[begin TASK DATA]

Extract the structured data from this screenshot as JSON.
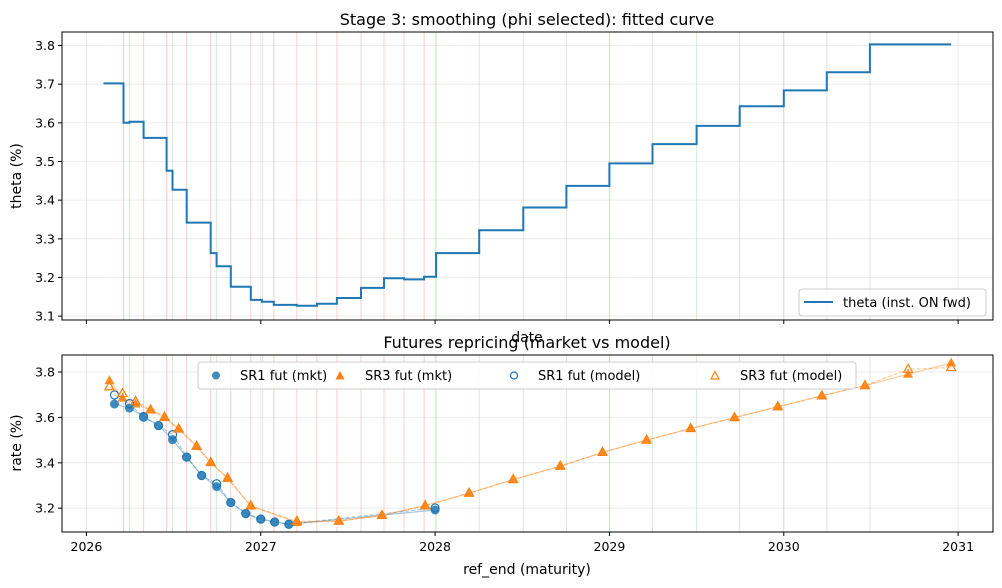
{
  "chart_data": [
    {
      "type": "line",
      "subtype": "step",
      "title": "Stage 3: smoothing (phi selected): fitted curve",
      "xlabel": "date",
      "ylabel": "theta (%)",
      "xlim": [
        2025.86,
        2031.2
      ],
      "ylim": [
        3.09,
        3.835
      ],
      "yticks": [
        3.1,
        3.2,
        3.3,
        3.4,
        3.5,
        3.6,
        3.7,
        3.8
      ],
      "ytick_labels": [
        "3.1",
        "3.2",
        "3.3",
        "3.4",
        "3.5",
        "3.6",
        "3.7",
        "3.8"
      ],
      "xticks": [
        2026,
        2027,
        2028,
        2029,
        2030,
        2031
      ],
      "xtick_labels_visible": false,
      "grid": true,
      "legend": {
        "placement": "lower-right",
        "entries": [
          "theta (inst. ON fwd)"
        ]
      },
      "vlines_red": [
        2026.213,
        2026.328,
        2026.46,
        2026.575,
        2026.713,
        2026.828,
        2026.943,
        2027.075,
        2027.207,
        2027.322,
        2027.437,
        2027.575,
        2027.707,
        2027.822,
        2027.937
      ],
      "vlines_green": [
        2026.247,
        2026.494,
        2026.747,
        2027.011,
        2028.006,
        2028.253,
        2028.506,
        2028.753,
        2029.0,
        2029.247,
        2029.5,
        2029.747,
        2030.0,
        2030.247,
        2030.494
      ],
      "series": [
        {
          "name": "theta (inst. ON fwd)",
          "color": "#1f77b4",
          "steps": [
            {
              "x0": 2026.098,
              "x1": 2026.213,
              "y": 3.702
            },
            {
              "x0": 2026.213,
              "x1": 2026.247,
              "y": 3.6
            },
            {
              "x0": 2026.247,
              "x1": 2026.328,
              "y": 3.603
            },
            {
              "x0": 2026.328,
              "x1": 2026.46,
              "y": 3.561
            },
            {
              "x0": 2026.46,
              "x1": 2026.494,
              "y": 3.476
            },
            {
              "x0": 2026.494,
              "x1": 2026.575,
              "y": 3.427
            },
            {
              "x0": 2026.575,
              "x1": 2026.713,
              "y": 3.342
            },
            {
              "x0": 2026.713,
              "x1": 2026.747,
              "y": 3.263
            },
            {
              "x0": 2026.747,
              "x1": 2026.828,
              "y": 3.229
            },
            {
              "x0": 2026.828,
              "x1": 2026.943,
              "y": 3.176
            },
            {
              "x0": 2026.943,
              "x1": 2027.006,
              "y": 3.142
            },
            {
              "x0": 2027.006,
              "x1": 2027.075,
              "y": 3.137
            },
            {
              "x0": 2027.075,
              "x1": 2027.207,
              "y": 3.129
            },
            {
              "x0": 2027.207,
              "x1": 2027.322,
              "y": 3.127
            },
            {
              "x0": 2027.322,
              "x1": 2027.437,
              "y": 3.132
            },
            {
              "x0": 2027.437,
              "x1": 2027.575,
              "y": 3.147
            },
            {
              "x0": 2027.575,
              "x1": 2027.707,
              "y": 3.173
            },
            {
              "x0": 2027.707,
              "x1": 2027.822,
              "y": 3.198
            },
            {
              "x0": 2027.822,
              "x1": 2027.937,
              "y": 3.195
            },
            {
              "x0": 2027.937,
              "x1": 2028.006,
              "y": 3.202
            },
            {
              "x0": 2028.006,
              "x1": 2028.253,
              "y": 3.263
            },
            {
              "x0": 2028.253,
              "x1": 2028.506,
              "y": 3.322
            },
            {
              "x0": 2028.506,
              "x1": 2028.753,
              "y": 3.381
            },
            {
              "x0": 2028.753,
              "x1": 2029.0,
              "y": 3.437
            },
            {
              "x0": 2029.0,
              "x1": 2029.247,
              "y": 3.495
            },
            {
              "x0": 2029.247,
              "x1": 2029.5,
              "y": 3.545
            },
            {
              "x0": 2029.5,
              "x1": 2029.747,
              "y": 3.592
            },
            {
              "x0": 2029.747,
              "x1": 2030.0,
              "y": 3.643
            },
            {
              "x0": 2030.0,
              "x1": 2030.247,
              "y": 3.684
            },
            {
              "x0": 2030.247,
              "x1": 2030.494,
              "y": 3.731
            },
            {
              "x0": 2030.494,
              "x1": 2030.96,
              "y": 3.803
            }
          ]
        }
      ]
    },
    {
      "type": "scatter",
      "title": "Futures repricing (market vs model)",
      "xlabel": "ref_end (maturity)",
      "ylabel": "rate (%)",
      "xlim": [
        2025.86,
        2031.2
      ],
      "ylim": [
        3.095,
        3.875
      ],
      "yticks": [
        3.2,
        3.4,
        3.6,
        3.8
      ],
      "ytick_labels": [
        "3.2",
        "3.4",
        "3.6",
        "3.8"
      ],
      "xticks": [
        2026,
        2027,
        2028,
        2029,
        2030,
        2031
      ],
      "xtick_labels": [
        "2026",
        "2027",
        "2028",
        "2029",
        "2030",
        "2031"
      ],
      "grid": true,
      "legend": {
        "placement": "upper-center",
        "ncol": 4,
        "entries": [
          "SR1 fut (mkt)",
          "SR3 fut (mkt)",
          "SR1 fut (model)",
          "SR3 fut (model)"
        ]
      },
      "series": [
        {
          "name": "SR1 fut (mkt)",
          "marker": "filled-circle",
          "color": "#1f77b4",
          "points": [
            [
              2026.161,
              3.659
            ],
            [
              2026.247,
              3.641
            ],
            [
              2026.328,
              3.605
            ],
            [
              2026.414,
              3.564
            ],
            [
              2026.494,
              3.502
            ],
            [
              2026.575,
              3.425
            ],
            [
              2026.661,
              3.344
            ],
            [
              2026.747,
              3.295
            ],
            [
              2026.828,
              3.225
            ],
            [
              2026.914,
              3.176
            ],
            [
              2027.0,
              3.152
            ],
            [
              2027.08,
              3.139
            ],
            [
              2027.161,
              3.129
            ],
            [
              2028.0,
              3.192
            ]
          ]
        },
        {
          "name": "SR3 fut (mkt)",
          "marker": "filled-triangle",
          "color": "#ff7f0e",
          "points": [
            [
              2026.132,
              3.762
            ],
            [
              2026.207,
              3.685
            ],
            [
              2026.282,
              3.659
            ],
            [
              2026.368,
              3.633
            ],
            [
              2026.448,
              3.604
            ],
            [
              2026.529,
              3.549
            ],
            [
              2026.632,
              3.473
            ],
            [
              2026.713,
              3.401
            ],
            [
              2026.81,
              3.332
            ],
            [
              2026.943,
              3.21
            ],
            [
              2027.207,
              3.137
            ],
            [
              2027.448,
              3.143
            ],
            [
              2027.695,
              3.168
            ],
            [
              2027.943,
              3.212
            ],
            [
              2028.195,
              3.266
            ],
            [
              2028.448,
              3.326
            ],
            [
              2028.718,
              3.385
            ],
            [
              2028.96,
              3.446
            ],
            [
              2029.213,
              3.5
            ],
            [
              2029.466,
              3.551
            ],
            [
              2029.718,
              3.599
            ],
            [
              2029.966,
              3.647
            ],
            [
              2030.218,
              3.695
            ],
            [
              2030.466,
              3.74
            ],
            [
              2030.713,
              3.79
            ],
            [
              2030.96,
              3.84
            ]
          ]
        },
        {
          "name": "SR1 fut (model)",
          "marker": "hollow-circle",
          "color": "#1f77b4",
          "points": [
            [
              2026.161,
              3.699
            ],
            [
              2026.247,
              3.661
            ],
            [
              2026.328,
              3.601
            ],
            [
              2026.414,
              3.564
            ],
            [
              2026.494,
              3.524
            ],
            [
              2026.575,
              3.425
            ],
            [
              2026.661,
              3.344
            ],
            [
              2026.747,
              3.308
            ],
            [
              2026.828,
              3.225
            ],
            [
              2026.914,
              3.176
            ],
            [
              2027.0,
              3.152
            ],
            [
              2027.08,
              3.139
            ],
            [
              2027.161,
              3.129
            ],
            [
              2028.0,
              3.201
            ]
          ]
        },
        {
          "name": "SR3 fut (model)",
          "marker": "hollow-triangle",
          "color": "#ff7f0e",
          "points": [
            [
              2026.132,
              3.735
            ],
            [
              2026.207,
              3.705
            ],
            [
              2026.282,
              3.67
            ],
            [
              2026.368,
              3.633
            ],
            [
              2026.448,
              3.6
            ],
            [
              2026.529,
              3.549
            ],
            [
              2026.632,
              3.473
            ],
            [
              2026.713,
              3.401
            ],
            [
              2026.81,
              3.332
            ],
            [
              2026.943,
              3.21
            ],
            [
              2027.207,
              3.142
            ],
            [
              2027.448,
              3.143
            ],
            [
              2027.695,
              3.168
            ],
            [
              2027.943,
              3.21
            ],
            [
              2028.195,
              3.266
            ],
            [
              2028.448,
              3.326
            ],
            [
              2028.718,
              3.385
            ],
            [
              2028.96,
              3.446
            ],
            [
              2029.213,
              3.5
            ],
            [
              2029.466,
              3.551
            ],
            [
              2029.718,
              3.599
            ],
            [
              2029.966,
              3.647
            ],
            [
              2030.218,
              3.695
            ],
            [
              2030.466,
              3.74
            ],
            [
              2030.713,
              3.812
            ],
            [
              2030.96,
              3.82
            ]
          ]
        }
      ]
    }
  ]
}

[end TASK DATA]
[begin TASK DATA]

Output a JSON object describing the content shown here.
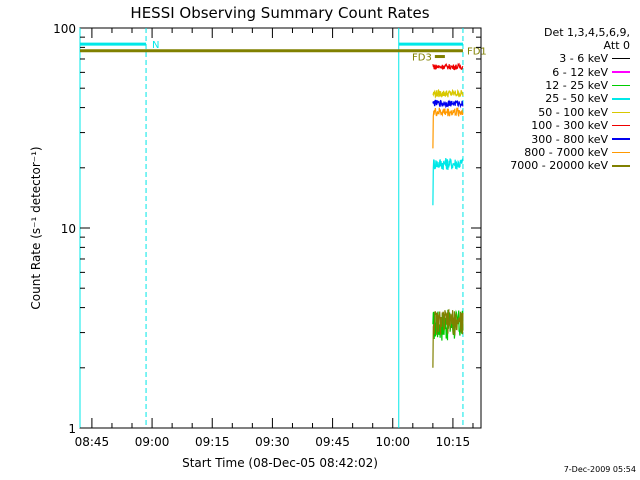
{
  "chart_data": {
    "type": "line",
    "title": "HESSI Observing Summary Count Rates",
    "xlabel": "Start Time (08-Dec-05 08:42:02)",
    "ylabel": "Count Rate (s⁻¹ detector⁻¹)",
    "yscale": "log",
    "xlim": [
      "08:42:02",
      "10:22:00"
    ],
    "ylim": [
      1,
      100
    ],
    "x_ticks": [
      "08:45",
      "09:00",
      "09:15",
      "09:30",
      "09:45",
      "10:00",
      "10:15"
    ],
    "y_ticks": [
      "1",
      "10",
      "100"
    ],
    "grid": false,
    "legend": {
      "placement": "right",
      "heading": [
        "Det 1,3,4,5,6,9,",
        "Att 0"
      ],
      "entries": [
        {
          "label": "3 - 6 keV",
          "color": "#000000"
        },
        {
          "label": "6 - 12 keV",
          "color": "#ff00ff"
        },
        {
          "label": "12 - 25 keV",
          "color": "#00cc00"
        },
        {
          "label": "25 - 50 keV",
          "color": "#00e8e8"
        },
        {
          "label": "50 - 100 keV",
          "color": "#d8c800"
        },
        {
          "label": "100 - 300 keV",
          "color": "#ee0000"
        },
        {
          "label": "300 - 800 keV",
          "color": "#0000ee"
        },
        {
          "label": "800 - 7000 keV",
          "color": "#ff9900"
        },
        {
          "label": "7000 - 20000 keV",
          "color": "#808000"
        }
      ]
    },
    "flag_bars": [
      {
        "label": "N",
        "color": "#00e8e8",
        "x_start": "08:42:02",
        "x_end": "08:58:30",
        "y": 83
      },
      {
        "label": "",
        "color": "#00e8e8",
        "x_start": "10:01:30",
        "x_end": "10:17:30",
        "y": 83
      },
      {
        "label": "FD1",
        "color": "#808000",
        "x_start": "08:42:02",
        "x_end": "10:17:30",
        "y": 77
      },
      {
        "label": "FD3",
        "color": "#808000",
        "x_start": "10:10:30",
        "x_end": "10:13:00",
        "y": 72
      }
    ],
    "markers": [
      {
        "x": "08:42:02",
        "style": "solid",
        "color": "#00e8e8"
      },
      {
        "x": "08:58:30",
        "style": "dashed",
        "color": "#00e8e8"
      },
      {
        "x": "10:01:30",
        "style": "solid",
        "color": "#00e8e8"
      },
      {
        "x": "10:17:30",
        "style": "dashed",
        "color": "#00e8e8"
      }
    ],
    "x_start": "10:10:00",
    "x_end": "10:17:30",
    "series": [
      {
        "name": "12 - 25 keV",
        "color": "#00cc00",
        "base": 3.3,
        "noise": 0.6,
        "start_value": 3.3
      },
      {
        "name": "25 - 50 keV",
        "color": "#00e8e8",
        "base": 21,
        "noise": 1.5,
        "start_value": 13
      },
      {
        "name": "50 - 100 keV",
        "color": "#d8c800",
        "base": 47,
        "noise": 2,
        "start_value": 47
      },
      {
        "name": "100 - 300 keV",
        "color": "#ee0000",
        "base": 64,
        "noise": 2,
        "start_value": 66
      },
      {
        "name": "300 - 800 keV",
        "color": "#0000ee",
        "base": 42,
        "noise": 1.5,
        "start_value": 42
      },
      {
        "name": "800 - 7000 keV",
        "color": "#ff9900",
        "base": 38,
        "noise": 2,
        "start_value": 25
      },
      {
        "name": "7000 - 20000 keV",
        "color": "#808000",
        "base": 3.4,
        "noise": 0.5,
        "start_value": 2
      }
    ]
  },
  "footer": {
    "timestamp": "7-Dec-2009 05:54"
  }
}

[end TASK DATA]
[begin TASK DATA]

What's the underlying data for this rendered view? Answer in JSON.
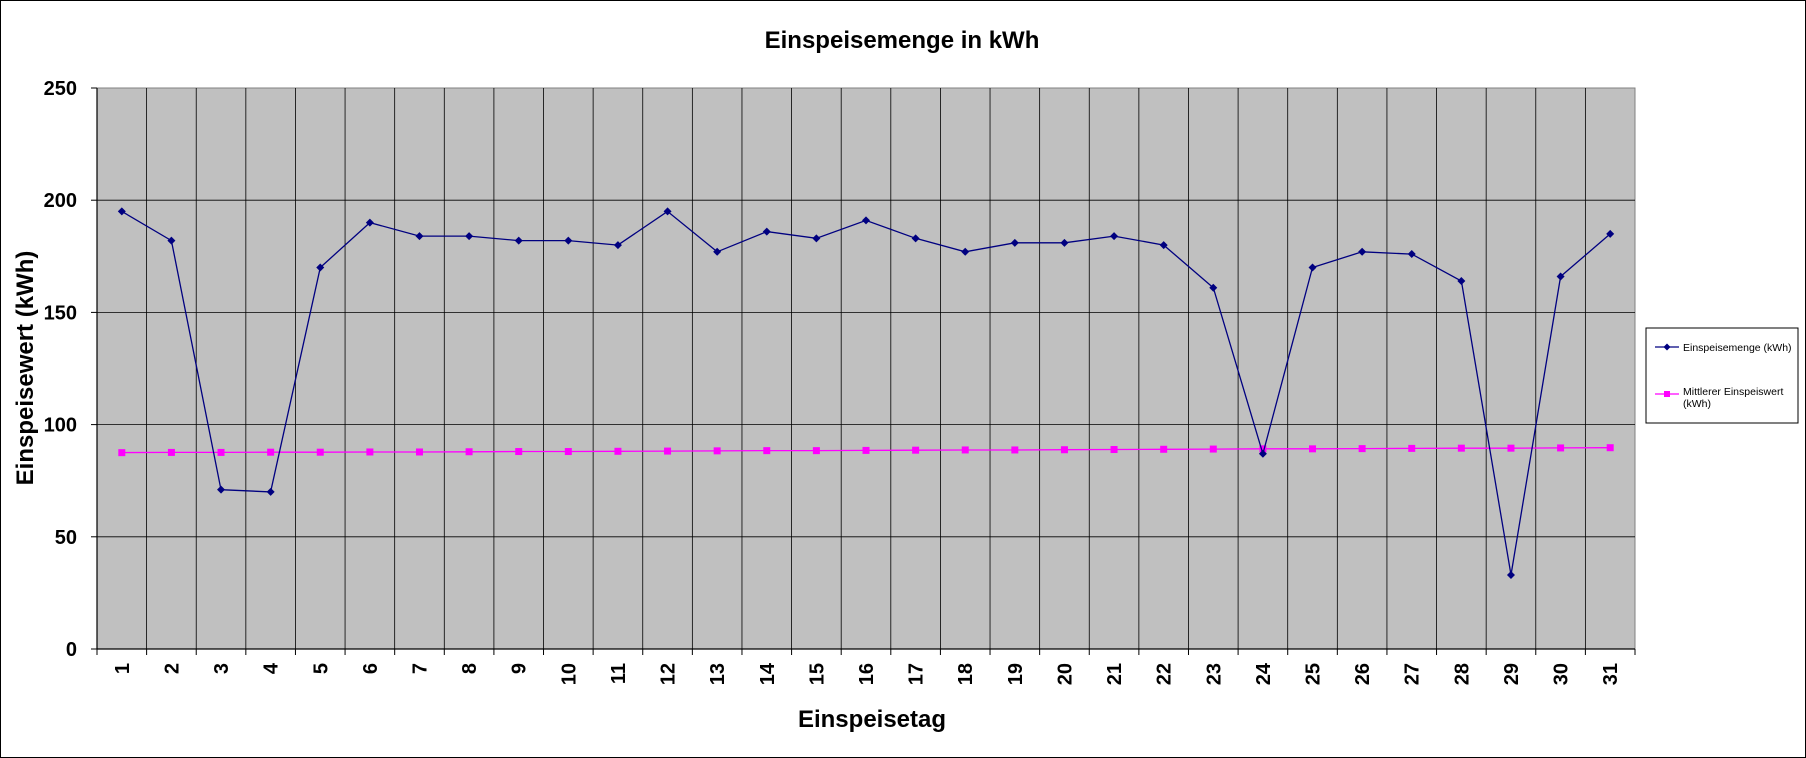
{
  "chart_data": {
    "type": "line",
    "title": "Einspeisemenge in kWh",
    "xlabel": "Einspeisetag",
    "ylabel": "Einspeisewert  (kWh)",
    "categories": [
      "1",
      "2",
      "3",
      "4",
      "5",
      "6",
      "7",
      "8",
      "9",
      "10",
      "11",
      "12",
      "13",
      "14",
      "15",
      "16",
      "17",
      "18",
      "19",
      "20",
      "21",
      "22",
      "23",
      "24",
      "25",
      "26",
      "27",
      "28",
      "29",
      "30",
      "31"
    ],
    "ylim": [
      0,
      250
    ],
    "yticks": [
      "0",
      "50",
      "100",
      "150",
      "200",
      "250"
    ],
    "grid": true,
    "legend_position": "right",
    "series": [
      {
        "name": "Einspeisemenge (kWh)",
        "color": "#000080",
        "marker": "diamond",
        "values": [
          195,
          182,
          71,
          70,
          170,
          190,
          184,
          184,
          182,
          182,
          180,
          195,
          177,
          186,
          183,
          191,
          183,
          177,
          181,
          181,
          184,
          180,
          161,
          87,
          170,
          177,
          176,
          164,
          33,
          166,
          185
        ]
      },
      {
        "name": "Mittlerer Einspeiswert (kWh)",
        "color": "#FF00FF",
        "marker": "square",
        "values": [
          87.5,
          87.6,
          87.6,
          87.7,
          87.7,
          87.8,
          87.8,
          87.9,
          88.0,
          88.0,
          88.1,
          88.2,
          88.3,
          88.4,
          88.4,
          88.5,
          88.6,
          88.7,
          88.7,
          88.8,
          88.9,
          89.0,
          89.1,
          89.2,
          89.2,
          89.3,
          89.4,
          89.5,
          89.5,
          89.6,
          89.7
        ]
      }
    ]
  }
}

[end TASK DATA]

TASK DIRECTIONS:
Look over the listing above. Pick out and copy every line that includes "inst".

WORKED ANSWER:
          "theta (inst. ON fwd)"
          "name": "theta (inst. ON fwd)",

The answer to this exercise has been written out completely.